**DATASET RECORDS:**
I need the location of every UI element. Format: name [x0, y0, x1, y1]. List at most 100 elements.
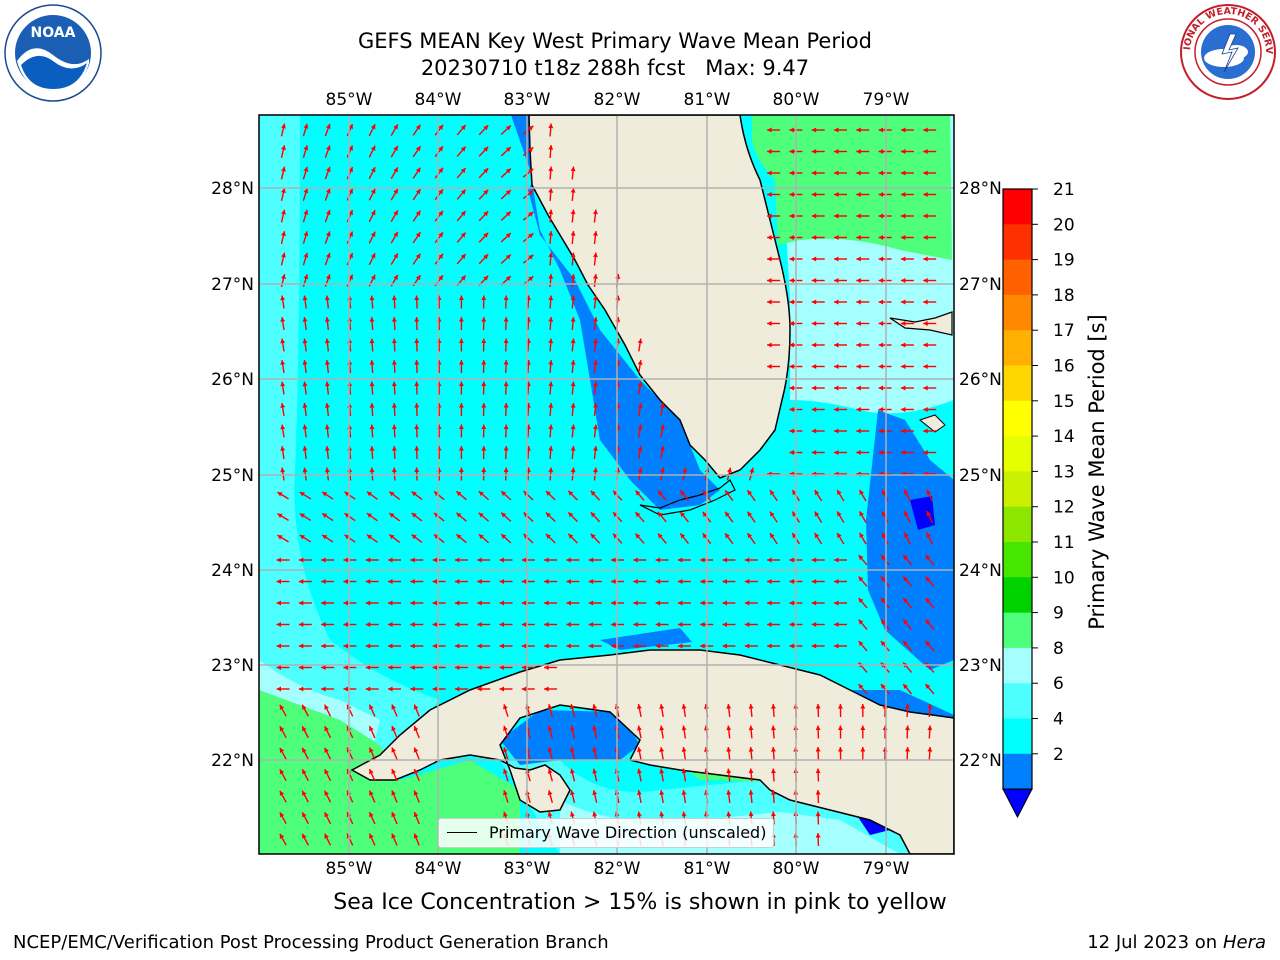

...

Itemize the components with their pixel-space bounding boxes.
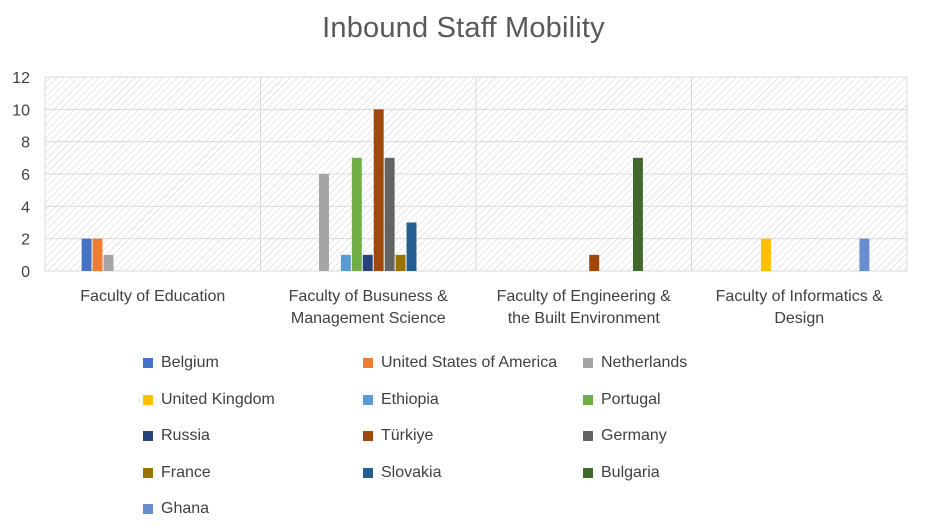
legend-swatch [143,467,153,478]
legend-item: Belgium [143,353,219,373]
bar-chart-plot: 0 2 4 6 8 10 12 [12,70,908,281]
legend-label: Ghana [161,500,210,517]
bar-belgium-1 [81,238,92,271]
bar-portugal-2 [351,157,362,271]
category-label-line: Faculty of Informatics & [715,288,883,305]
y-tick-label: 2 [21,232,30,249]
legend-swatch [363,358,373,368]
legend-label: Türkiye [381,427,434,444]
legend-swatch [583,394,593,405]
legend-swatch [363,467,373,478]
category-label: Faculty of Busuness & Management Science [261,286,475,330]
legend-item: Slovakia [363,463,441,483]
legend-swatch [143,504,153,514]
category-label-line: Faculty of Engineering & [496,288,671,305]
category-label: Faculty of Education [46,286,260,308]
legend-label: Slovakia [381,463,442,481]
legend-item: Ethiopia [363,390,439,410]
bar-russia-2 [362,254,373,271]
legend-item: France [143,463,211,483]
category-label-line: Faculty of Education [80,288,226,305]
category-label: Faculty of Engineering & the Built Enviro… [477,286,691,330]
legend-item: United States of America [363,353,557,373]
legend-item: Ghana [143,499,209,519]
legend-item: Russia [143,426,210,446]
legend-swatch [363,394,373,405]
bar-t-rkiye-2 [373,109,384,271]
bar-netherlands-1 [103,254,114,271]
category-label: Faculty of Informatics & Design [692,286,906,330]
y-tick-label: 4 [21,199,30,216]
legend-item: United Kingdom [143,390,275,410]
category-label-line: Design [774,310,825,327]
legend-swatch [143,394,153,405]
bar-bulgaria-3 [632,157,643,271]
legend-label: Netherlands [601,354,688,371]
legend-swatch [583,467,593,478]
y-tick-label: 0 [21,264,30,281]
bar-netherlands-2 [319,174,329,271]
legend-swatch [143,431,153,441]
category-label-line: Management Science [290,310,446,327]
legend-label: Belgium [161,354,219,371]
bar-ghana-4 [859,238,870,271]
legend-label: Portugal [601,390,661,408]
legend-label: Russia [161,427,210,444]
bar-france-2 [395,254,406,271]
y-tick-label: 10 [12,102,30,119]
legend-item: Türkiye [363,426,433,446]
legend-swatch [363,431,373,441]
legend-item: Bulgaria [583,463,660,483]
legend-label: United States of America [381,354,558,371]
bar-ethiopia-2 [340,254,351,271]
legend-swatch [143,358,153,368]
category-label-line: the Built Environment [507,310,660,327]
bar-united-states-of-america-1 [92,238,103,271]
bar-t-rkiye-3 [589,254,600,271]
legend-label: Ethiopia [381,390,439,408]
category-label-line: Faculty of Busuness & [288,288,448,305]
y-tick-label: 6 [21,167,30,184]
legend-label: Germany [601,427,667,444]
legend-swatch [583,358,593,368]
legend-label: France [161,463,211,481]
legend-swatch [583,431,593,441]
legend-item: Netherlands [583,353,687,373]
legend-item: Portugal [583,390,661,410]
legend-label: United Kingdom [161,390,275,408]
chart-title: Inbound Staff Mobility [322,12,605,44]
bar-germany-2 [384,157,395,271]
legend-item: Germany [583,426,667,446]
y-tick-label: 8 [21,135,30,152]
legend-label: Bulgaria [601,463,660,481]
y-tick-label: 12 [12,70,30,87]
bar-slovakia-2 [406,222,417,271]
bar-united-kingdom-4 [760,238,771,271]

**SHORT EXERCISE:**
Express the items from the line containing "Itemize the components" up to and including the line containing "category-label-line: Faculty of Education" as a Markdown table with the columns Row and Line, numbering each row and skipping blank lines. Leave the pictures out of the table.

**TASK OUTPUT:**
| Row | Line |
|---|---|
| 1 | Itemize the components with their pixel-space bounding boxes. |
| 2 | legend-swatch [143,467,153,478] |
| 3 | legend-item: Belgium [143,353,219,373] |
| 4 | bar-chart-plot: 0 2 4 6 8 10 12 [12,70,908,281] |
| 5 | legend-label: Ghana [161,500,210,517] |
| 6 | bar-belgium-1 [81,238,92,271] |
| 7 | bar-portugal-2 [351,157,362,271] |
| 8 | category-label-line: Faculty of Informatics & [715,288,883,305] |
| 9 | y-tick-label: 2 [21,232,30,249] |
| 10 | legend-swatch [363,358,373,368] |
| 11 | legend-label: Türkiye [381,427,434,444] |
| 12 | legend-swatch [583,394,593,405] |
| 13 | legend-swatch [363,467,373,478] |
| 14 | category-label: Faculty of Busuness & Management Science [261,286,475,330] |
| 15 | legend-item: Slovakia [363,463,441,483] |
| 16 | legend-swatch [143,504,153,514] |
| 17 | category-label-line: Faculty of Engineering & [496,288,671,305] |
| 18 | category-label: Faculty of Education [46,286,260,308] |
| 19 | legend-label: Slovakia [381,463,442,481] |
| 20 | legend-item: Ethiopia [363,390,439,410] |
| 21 | bar-russia-2 [362,254,373,271] |
| 22 | legend-item: France [143,463,211,483] |
| 23 | category-label-line: Faculty of Education [80,288,226,305] |